-- START Records for this task --

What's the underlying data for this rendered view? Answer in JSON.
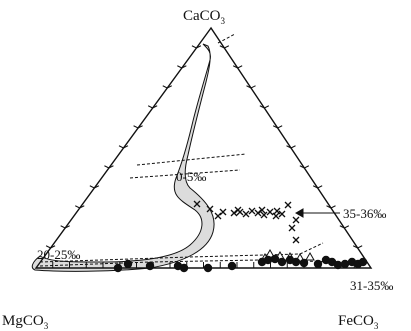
{
  "apex_labels": {
    "top": {
      "main": "CaCO",
      "sub": "3"
    },
    "bottom_left": {
      "main": "MgCO",
      "sub": "3"
    },
    "bottom_right": {
      "main": "FeCO",
      "sub": "3"
    }
  },
  "region_labels": {
    "upper": "0-5‰",
    "lower_left": "20-25‰",
    "cross_group": "35-36‰",
    "base_group": "31-35‰"
  },
  "colors": {
    "field_fill": "#dcdcdc",
    "stroke": "#111111"
  },
  "symbols": {
    "cross": "x-marker",
    "circle": "filled-circle",
    "triangle": "open-triangle"
  }
}
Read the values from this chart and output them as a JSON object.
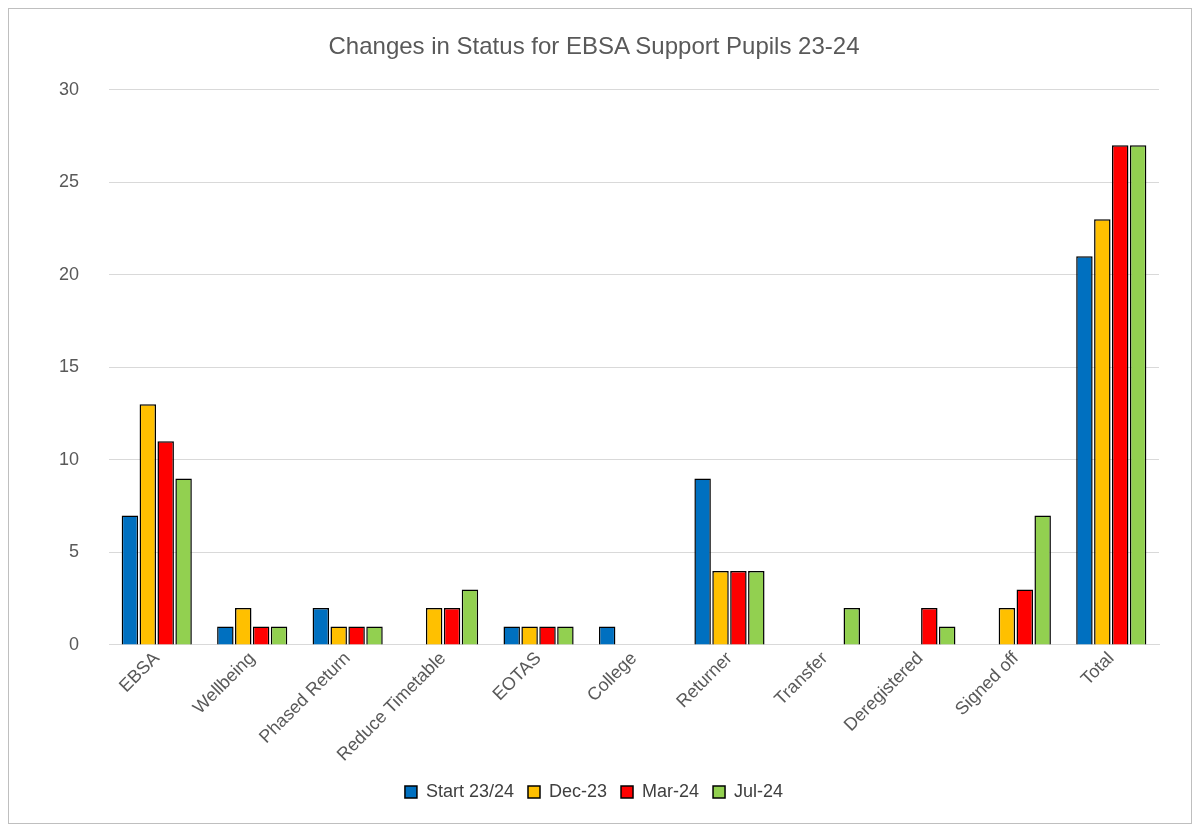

-- END Records for this task --

** Task statement **
Extract the full listing above verbatim; pictures are to be left out of the copy.

** The solution **
What's the underlying data for this rendered view? Answer in JSON.
{
  "apex_labels": {
    "top": {
      "main": "CaCO",
      "sub": "3"
    },
    "bottom_left": {
      "main": "MgCO",
      "sub": "3"
    },
    "bottom_right": {
      "main": "FeCO",
      "sub": "3"
    }
  },
  "region_labels": {
    "upper": "0-5‰",
    "lower_left": "20-25‰",
    "cross_group": "35-36‰",
    "base_group": "31-35‰"
  },
  "colors": {
    "field_fill": "#dcdcdc",
    "stroke": "#111111"
  },
  "symbols": {
    "cross": "x-marker",
    "circle": "filled-circle",
    "triangle": "open-triangle"
  }
}
Read the values from this chart and output them as a JSON object.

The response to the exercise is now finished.